WHAT IS EXPECTED:
Strip the pictures and reproduce the rest of the listing exactly.

## begin SUPPLIED RECORDS

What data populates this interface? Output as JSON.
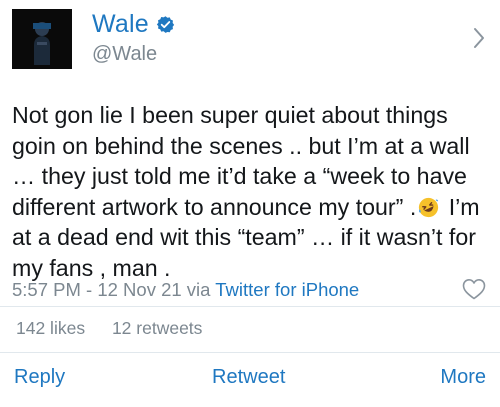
{
  "user": {
    "display_name": "Wale",
    "handle": "@Wale"
  },
  "tweet": {
    "text_before_emoji": "Not gon lie I been super quiet about things goin on behind the scenes .. but I’m at a wall … they just told me it’d take a “week to have different artwork to announce my tour” .",
    "text_after_emoji": " I’m at a dead end wit this “team” … if it wasn’t for my fans , man ."
  },
  "meta": {
    "timestamp": "5:57 PM - 12 Nov 21 via ",
    "source": "Twitter for iPhone"
  },
  "stats": {
    "likes": "142 likes",
    "retweets": "12 retweets"
  },
  "actions": {
    "reply": "Reply",
    "retweet": "Retweet",
    "more": "More"
  },
  "colors": {
    "accent": "#1f78c1",
    "secondary_text": "#7c8790",
    "divider": "#e1e8ed"
  },
  "icons": {
    "verified": "verified-badge-icon",
    "chevron": "chevron-right-icon",
    "like": "heart-outline-icon",
    "emoji": "rolling-on-floor-laughing-emoji"
  }
}
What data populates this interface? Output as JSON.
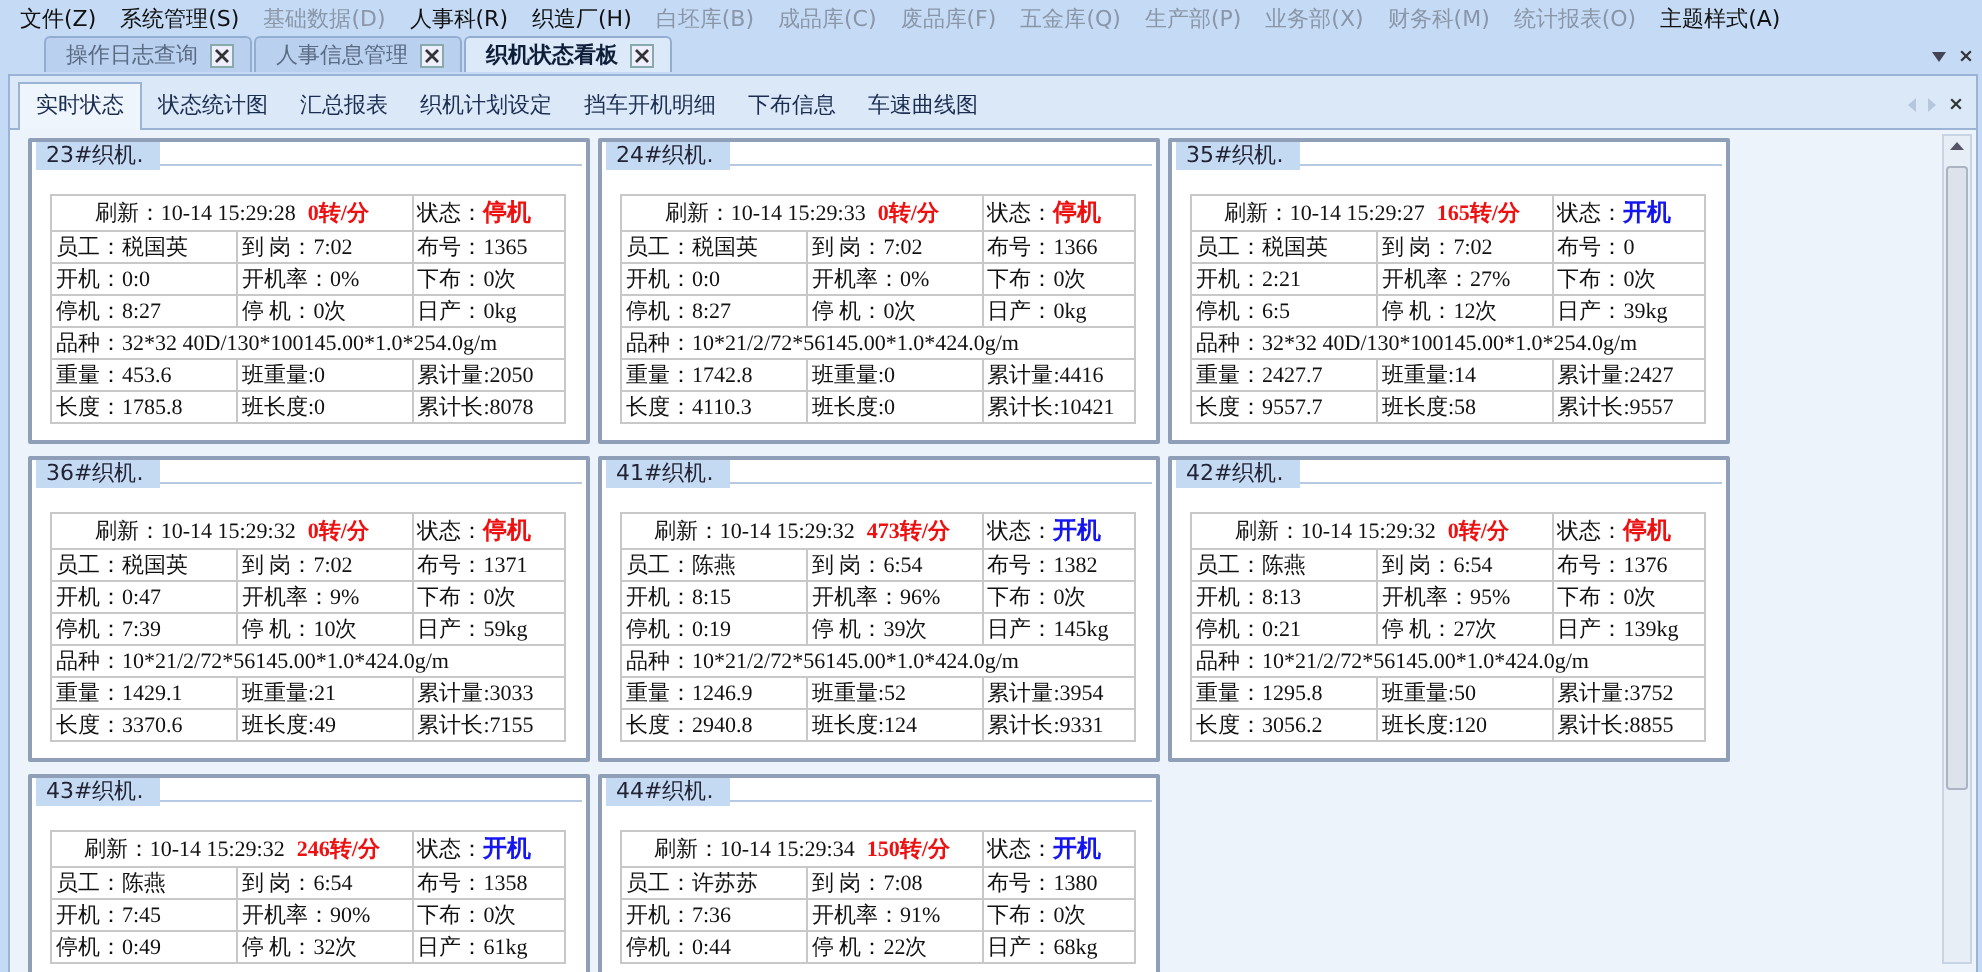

## end SUPPLIED RECORDS

COMPLETE RESPONSE:
What data populates this interface? Output as JSON.
{
  "user": {
    "display_name": "Wale",
    "handle": "@Wale"
  },
  "tweet": {
    "text_before_emoji": "Not gon lie I been super quiet about things goin on behind the scenes .. but I’m at a wall … they just told me it’d take a “week to have different artwork to announce my tour” .",
    "text_after_emoji": " I’m at a dead end wit this “team” … if it wasn’t for my fans , man ."
  },
  "meta": {
    "timestamp": "5:57 PM - 12 Nov 21 via ",
    "source": "Twitter for iPhone"
  },
  "stats": {
    "likes": "142 likes",
    "retweets": "12 retweets"
  },
  "actions": {
    "reply": "Reply",
    "retweet": "Retweet",
    "more": "More"
  },
  "colors": {
    "accent": "#1f78c1",
    "secondary_text": "#7c8790",
    "divider": "#e1e8ed"
  },
  "icons": {
    "verified": "verified-badge-icon",
    "chevron": "chevron-right-icon",
    "like": "heart-outline-icon",
    "emoji": "rolling-on-floor-laughing-emoji"
  }
}
What data populates this interface? Output as JSON.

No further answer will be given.